> EXERCISE DIRECTIONS
Every entry should be repeated exactly. Omit the pictures.

> Figure content listings
★ ★ ★ ★ ★ ★ ★

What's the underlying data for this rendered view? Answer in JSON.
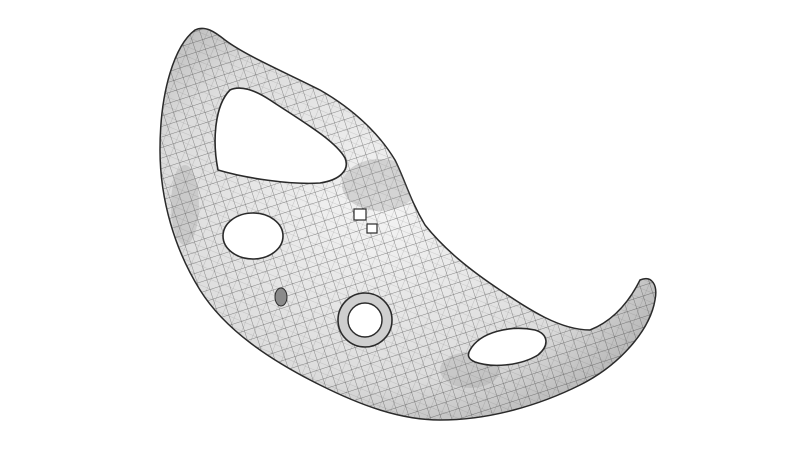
{
  "scene": {
    "subject": "quad-mesh-surface",
    "colors": {
      "background": "#ffffff",
      "surface_light": "#f2f2f2",
      "surface_mid": "#d9d9d9",
      "surface_shadow": "#9a9a9a",
      "mesh_lines": "#3a3a3a",
      "outline": "#2a2a2a"
    },
    "hole_count": 5
  }
}
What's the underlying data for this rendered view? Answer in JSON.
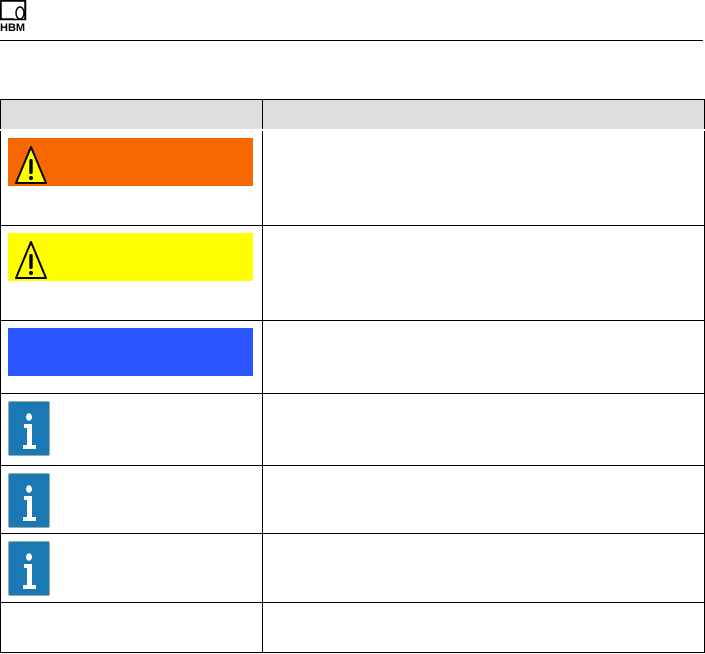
{
  "header": {
    "logo": "HBM"
  },
  "table": {
    "headers": [
      "",
      ""
    ],
    "rows": [
      {
        "symbol": "warning-triangle",
        "banner_color": "#f86600",
        "text": ""
      },
      {
        "symbol": "warning-triangle",
        "banner_color": "#ffff00",
        "text": ""
      },
      {
        "symbol": "none",
        "banner_color": "#2b55ff",
        "text": ""
      },
      {
        "symbol": "info-icon",
        "text": ""
      },
      {
        "symbol": "info-icon",
        "text": ""
      },
      {
        "symbol": "info-icon",
        "text": ""
      },
      {
        "symbol": "none",
        "text": ""
      }
    ]
  },
  "colors": {
    "info": "#1a78b4",
    "header_bg": "#dedede"
  }
}
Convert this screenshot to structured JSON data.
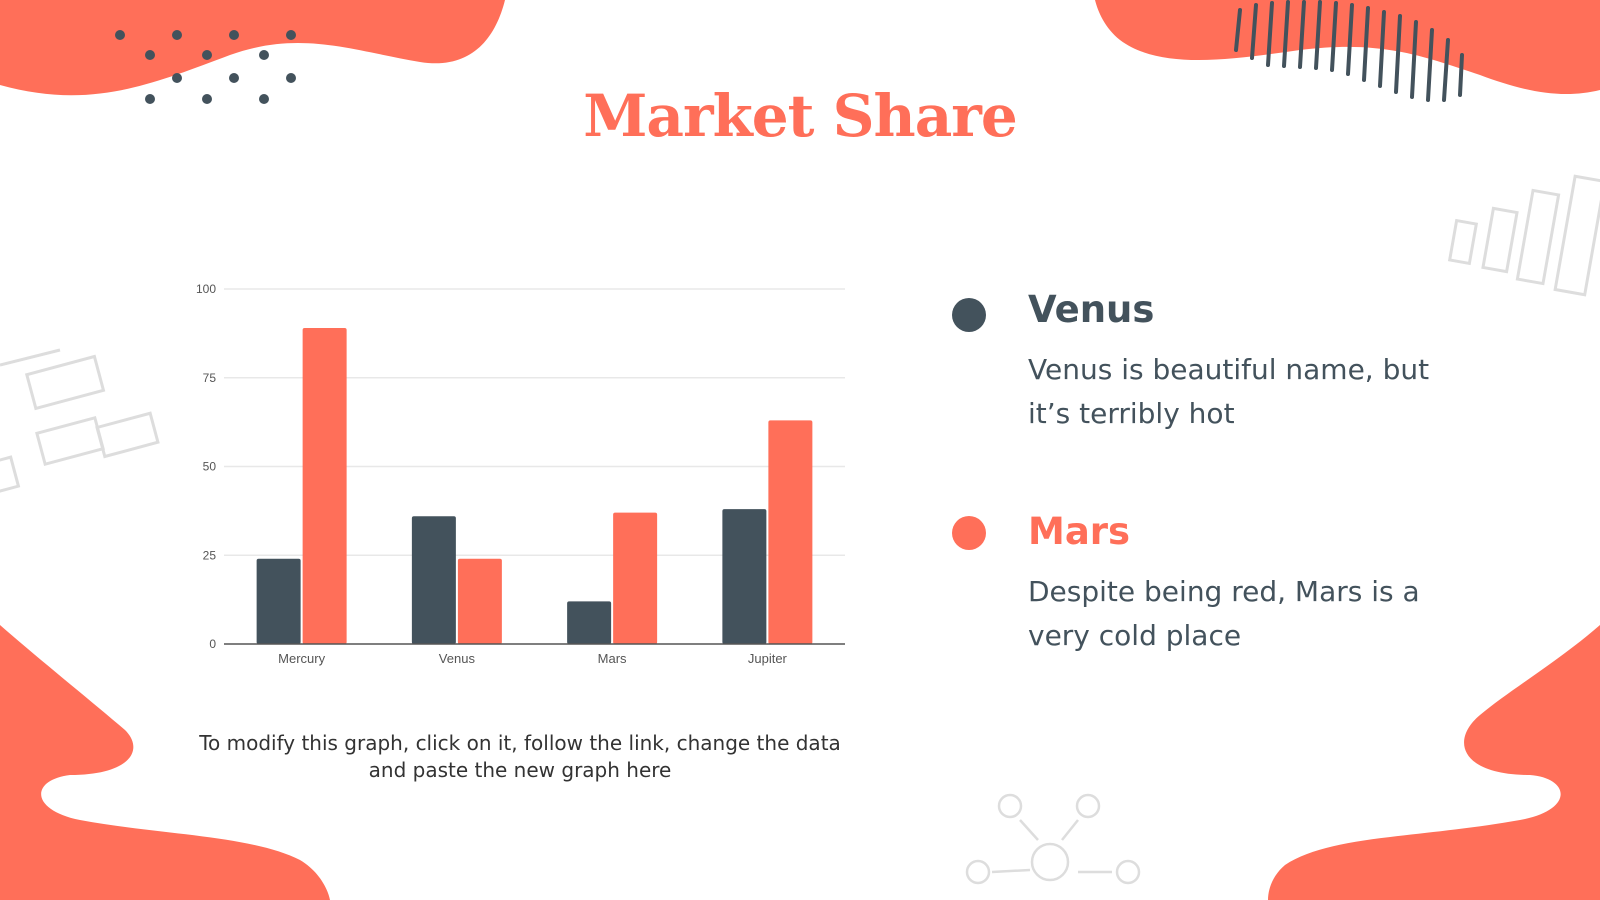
{
  "title": "Market Share",
  "note": "To modify this graph, click on it, follow the link, change the data and paste the new graph here",
  "legend": [
    {
      "name": "Venus",
      "description": "Venus is beautiful name, but it’s terribly hot",
      "color": "#43525c"
    },
    {
      "name": "Mars",
      "description": "Despite being red, Mars is a very cold place",
      "color": "#ff6f59"
    }
  ],
  "colors": {
    "accent": "#ff6f59",
    "dark": "#43525c"
  },
  "chart_data": {
    "type": "bar",
    "categories": [
      "Mercury",
      "Venus",
      "Mars",
      "Jupiter"
    ],
    "series": [
      {
        "name": "Venus",
        "color": "#43525c",
        "values": [
          24,
          36,
          12,
          38
        ]
      },
      {
        "name": "Mars",
        "color": "#ff6f59",
        "values": [
          89,
          24,
          37,
          63
        ]
      }
    ],
    "ylim": [
      0,
      100
    ],
    "yticks": [
      0,
      25,
      50,
      75,
      100
    ],
    "grid": true,
    "title": "",
    "xlabel": "",
    "ylabel": ""
  }
}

★ ★ ★ ★ ★ ★ ★

> ANSWER TO THE TASK
What's the underlying data for this rendered view? Answer in JSON.
{
  "scene": {
    "subject": "quad-mesh-surface",
    "colors": {
      "background": "#ffffff",
      "surface_light": "#f2f2f2",
      "surface_mid": "#d9d9d9",
      "surface_shadow": "#9a9a9a",
      "mesh_lines": "#3a3a3a",
      "outline": "#2a2a2a"
    },
    "hole_count": 5
  }
}
What's the underlying data for this rendered view? Answer in JSON.
{
  "header": {
    "logo": "HBM"
  },
  "table": {
    "headers": [
      "",
      ""
    ],
    "rows": [
      {
        "symbol": "warning-triangle",
        "banner_color": "#f86600",
        "text": ""
      },
      {
        "symbol": "warning-triangle",
        "banner_color": "#ffff00",
        "text": ""
      },
      {
        "symbol": "none",
        "banner_color": "#2b55ff",
        "text": ""
      },
      {
        "symbol": "info-icon",
        "text": ""
      },
      {
        "symbol": "info-icon",
        "text": ""
      },
      {
        "symbol": "info-icon",
        "text": ""
      },
      {
        "symbol": "none",
        "text": ""
      }
    ]
  },
  "colors": {
    "info": "#1a78b4",
    "header_bg": "#dedede"
  }
}
Convert this screenshot to structured JSON data.
{
  "title": "Market Share",
  "note": "To modify this graph, click on it, follow the link, change the data and paste the new graph here",
  "legend": [
    {
      "name": "Venus",
      "description": "Venus is beautiful name, but it’s terribly hot",
      "color": "#43525c"
    },
    {
      "name": "Mars",
      "description": "Despite being red, Mars is a very cold place",
      "color": "#ff6f59"
    }
  ],
  "colors": {
    "accent": "#ff6f59",
    "dark": "#43525c"
  },
  "chart_data": {
    "type": "bar",
    "categories": [
      "Mercury",
      "Venus",
      "Mars",
      "Jupiter"
    ],
    "series": [
      {
        "name": "Venus",
        "color": "#43525c",
        "values": [
          24,
          36,
          12,
          38
        ]
      },
      {
        "name": "Mars",
        "color": "#ff6f59",
        "values": [
          89,
          24,
          37,
          63
        ]
      }
    ],
    "ylim": [
      0,
      100
    ],
    "yticks": [
      0,
      25,
      50,
      75,
      100
    ],
    "grid": true,
    "title": "",
    "xlabel": "",
    "ylabel": ""
  }
}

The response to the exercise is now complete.